Dataset rows about figures:

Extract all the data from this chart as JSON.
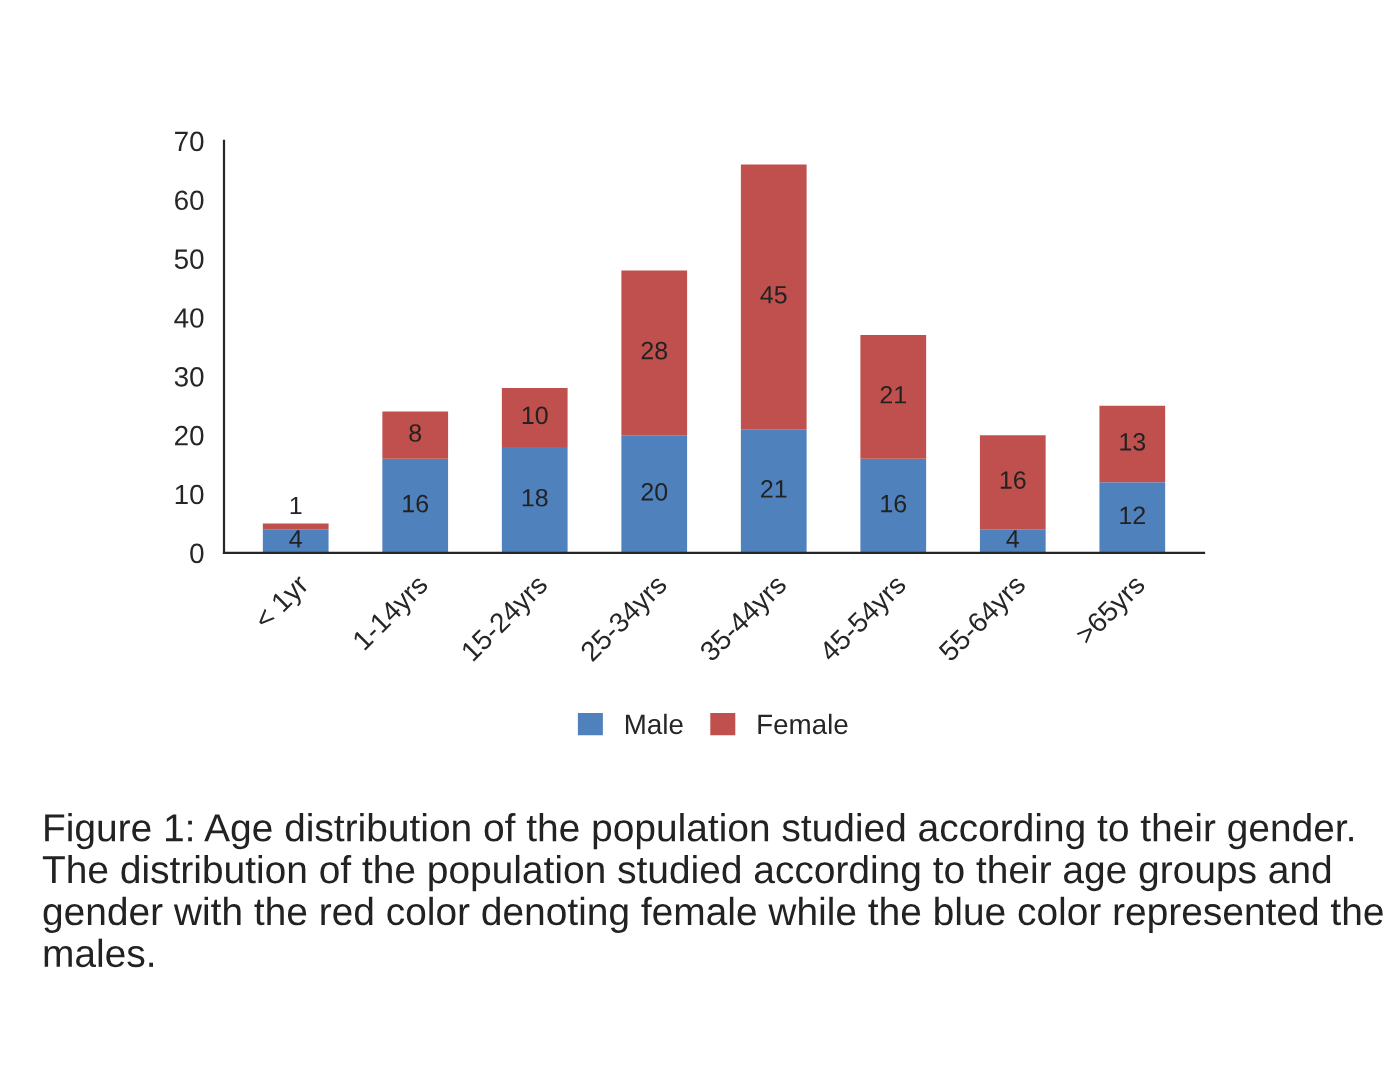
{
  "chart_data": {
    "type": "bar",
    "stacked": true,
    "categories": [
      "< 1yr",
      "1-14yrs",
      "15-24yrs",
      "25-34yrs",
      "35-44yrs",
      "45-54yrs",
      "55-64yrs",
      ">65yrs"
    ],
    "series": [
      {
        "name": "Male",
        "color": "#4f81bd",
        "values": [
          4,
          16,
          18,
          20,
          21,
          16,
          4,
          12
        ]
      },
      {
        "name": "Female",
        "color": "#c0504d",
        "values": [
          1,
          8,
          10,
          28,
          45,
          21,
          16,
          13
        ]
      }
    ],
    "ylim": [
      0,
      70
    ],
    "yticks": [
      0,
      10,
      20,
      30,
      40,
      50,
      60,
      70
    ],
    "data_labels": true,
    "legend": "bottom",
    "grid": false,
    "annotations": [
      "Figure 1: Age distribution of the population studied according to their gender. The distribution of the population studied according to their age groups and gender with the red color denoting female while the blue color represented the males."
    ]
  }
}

Problem details:
Using the data above, print every line exactly, omitting pictures.

Right answer:
Extract all the data from this chart as JSON.
{
  "chart_data": {
    "type": "bar",
    "stacked": true,
    "categories": [
      "< 1yr",
      "1-14yrs",
      "15-24yrs",
      "25-34yrs",
      "35-44yrs",
      "45-54yrs",
      "55-64yrs",
      ">65yrs"
    ],
    "series": [
      {
        "name": "Male",
        "color": "#4f81bd",
        "values": [
          4,
          16,
          18,
          20,
          21,
          16,
          4,
          12
        ]
      },
      {
        "name": "Female",
        "color": "#c0504d",
        "values": [
          1,
          8,
          10,
          28,
          45,
          21,
          16,
          13
        ]
      }
    ],
    "ylim": [
      0,
      70
    ],
    "yticks": [
      0,
      10,
      20,
      30,
      40,
      50,
      60,
      70
    ],
    "data_labels": true,
    "legend": "bottom",
    "grid": false,
    "annotations": [
      "Figure 1: Age distribution of the population studied according to their gender. The distribution of the population studied according to their age groups and gender with the red color denoting female while the blue color represented the males."
    ]
  }
}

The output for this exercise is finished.